**What the exercise asks:** Copy out every record below, word for word.

Data records
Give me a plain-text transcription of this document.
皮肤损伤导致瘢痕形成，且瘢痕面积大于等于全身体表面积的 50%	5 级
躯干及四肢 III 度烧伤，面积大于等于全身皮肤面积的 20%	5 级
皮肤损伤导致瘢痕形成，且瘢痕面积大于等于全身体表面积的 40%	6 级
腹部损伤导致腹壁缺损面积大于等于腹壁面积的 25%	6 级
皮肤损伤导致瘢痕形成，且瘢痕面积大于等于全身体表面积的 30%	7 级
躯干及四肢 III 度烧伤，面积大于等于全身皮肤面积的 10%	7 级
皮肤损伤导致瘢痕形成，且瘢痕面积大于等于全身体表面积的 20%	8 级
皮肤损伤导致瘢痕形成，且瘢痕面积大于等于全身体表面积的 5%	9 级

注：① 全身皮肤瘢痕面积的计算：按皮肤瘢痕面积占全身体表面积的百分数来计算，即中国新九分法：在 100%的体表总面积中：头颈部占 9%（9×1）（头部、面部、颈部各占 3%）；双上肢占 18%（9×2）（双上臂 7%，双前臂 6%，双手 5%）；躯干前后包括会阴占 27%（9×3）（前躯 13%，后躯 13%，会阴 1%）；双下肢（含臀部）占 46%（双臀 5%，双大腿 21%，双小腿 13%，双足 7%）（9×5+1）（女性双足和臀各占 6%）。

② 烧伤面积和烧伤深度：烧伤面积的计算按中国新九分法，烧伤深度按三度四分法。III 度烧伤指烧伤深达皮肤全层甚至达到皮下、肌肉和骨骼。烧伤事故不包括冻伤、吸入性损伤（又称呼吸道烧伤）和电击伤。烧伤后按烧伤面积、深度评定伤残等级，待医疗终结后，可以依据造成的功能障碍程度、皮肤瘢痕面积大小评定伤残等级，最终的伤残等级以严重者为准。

**Solution to the problem:**
Give me a plain-text transcription of this document.
皮肤损伤导致瘢痕形成，且瘢痕面积大于等于全身体表面积的 50%	5 级
躯干及四肢 III 度烧伤，面积大于等于全身皮肤面积的 20%	5 级
皮肤损伤导致瘢痕形成，且瘢痕面积大于等于全身体表面积的 40%	6 级
腹部损伤导致腹壁缺损面积大于等于腹壁面积的 25%	6 级
皮肤损伤导致瘢痕形成，且瘢痕面积大于等于全身体表面积的 30%	7 级
躯干及四肢 III 度烧伤，面积大于等于全身皮肤面积的 10%	7 级
皮肤损伤导致瘢痕形成，且瘢痕面积大于等于全身体表面积的 20%	8 级
皮肤损伤导致瘢痕形成，且瘢痕面积大于等于全身体表面积的 5%	9 级

注：① 全身皮肤瘢痕面积的计算：按皮肤瘢痕面积占全身体表面积的百分数来计算，即中国新九分法：在 100%的体表总面积中：头颈部占 9%（9×1）（头部、面部、颈部各占 3%）；双上肢占 18%（9×2）（双上臂 7%，双前臂 6%，双手 5%）；躯干前后包括会阴占 27%（9×3）（前躯 13%，后躯 13%，会阴 1%）；双下肢（含臀部）占 46%（双臀 5%，双大腿 21%，双小腿 13%，双足 7%）（9×5+1）（女性双足和臀各占 6%）。

② 烧伤面积和烧伤深度：烧伤面积的计算按中国新九分法，烧伤深度按三度四分法。III 度烧伤指烧伤深达皮肤全层甚至达到皮下、肌肉和骨骼。烧伤事故不包括冻伤、吸入性损伤（又称呼吸道烧伤）和电击伤。烧伤后按烧伤面积、深度评定伤残等级，待医疗终结后，可以依据造成的功能障碍程度、皮肤瘢痕面积大小评定伤残等级，最终的伤残等级以严重者为准。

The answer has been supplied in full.